**Excerpted records:**
— START —
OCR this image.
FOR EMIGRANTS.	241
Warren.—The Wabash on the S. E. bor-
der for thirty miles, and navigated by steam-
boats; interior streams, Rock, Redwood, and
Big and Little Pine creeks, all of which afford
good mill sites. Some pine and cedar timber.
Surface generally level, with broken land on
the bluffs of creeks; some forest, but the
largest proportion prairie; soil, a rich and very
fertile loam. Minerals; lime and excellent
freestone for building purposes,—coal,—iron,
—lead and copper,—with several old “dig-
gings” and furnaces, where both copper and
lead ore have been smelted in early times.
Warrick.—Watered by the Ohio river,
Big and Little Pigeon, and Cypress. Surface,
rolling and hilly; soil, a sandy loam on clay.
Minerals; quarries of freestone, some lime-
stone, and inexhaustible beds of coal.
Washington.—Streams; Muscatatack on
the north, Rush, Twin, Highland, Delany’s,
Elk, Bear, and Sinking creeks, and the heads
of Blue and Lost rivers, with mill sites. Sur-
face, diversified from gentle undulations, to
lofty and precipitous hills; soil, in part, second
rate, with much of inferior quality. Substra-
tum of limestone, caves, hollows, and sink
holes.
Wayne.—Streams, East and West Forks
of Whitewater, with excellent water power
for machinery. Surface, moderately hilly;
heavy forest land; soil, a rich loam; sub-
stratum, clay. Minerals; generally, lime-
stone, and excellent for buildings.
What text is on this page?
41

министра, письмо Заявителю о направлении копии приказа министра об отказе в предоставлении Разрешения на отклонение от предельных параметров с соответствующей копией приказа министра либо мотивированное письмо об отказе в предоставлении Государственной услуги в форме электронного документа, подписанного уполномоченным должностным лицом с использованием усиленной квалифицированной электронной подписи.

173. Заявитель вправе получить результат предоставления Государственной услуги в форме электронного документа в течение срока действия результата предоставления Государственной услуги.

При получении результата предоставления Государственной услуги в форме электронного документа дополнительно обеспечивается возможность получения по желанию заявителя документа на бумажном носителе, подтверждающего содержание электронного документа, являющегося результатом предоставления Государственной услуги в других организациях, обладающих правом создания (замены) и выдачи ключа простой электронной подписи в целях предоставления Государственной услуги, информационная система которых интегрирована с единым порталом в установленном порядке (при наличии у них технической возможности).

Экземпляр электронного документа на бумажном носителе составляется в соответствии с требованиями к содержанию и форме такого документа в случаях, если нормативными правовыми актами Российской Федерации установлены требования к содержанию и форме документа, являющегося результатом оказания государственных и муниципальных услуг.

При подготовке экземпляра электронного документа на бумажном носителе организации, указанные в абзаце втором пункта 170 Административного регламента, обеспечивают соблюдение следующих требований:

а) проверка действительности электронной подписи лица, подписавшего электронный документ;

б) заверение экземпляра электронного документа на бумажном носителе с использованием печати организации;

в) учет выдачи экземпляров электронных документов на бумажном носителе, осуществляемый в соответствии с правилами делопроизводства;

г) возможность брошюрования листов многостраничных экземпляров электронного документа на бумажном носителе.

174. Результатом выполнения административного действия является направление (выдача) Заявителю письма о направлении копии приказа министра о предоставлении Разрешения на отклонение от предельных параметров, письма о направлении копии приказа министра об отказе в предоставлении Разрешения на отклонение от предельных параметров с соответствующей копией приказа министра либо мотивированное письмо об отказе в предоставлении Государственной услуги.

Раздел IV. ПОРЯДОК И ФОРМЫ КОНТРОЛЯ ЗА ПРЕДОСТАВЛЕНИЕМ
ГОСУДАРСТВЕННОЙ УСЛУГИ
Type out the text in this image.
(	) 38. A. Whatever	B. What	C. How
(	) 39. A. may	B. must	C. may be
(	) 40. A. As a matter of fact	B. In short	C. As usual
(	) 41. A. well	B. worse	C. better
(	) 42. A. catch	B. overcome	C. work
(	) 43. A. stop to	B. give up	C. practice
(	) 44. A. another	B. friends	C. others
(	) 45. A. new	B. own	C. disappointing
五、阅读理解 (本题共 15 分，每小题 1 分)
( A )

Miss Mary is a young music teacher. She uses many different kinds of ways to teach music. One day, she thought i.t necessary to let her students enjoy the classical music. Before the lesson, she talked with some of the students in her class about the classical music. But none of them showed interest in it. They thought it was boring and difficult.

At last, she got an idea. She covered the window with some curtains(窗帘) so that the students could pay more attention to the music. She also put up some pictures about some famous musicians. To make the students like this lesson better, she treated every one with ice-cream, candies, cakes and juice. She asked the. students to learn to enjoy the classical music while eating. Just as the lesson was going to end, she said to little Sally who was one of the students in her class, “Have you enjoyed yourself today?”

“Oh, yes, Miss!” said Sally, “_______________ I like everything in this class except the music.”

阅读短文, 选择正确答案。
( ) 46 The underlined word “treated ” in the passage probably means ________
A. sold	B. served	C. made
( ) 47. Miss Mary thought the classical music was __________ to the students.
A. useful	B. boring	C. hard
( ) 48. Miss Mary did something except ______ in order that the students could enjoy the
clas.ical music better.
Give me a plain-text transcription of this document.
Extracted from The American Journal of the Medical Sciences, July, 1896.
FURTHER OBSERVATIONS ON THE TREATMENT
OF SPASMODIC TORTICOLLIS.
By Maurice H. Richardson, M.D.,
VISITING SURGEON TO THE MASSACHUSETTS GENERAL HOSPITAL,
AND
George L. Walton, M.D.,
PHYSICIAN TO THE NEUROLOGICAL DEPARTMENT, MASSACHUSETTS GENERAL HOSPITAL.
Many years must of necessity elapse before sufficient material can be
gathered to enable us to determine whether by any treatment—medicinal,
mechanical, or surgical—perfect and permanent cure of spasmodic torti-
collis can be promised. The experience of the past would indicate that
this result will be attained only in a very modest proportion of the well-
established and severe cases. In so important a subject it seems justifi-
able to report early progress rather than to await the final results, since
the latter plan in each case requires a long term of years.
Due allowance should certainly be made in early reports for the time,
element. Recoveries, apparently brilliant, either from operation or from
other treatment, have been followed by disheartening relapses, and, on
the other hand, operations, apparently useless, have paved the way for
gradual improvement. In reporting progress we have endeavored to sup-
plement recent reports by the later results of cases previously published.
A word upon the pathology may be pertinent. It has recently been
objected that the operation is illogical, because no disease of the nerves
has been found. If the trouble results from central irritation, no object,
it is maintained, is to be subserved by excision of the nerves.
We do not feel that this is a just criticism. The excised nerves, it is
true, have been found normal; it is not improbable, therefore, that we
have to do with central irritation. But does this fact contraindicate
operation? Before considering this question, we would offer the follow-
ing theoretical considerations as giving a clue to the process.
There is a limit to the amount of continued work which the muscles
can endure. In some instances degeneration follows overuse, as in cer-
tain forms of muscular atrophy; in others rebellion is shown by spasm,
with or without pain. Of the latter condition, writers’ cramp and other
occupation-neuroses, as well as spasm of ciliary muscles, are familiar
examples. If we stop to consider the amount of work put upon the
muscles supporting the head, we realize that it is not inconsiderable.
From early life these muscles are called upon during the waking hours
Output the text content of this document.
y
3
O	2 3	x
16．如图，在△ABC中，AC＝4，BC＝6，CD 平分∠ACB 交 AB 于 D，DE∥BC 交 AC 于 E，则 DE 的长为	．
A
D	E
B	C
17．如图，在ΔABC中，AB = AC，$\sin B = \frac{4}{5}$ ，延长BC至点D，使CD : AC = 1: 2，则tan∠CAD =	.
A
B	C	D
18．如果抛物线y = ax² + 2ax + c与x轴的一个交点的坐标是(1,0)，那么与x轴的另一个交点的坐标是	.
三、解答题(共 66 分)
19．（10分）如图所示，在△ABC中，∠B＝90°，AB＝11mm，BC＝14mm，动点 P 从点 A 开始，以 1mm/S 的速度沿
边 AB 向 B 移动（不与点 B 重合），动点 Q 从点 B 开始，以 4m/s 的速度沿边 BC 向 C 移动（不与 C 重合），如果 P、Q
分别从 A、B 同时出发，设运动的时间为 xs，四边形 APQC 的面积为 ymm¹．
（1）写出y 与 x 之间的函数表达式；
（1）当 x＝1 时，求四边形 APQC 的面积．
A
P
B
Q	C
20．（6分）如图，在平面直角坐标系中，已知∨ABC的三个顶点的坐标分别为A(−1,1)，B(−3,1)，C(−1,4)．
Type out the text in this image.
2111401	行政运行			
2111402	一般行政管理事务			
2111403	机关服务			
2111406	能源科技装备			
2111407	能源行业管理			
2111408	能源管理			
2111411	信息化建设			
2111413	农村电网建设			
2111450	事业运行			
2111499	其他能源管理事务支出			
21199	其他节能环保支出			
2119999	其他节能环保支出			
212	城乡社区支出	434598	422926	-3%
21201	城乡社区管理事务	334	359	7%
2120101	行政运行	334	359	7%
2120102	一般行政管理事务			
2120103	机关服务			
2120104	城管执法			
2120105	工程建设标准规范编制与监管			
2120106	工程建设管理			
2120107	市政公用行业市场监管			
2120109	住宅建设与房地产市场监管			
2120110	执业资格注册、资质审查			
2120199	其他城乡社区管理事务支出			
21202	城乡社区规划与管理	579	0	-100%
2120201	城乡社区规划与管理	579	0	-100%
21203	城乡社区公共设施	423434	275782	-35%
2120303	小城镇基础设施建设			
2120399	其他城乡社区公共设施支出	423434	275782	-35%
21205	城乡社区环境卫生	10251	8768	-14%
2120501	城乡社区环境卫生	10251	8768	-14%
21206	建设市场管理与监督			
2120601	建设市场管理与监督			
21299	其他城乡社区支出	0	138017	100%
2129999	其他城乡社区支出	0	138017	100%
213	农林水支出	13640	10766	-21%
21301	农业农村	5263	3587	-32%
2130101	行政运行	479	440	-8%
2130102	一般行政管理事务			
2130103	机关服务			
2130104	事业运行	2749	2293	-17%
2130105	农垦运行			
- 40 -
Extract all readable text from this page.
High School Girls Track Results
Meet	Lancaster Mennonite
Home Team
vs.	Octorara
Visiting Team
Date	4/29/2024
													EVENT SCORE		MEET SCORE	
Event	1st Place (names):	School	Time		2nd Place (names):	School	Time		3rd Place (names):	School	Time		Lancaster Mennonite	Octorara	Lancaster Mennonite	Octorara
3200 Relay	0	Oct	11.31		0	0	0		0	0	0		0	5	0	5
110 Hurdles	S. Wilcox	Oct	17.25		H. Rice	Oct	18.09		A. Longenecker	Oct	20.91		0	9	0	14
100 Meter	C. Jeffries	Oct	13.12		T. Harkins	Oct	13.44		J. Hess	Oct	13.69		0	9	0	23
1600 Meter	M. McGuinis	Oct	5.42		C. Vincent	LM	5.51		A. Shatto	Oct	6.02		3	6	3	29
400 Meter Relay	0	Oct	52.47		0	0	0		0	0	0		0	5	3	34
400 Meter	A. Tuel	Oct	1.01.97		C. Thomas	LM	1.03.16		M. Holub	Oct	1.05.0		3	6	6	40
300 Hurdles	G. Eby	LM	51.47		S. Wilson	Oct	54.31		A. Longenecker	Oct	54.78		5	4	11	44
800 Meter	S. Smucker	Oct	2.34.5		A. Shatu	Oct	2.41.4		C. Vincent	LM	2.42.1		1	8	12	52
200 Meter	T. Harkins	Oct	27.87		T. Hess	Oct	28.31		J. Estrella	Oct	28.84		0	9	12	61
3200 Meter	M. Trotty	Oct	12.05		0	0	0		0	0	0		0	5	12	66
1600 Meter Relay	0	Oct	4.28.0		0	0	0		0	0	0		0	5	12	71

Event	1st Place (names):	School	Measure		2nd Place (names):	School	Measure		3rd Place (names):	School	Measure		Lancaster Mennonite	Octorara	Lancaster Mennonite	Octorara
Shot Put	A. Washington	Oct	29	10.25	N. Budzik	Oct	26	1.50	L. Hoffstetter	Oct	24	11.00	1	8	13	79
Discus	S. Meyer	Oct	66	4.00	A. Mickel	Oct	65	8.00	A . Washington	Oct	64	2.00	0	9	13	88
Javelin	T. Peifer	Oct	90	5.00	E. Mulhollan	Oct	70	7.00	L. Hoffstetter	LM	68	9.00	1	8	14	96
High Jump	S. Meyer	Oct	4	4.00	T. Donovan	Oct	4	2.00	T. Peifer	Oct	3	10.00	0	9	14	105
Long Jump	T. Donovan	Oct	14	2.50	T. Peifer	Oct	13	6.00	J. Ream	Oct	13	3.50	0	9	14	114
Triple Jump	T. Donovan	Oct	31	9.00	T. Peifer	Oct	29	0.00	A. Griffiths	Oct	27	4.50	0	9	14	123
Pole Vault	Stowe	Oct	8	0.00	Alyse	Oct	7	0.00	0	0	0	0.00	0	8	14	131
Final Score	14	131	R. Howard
— END —
**Short task:** Pick out the lines above containing the word "amount", then copy them.

**Correct response:**
There is a limit to the amount of continued work which the muscles
examples. If we stop to consider the amount of work put upon the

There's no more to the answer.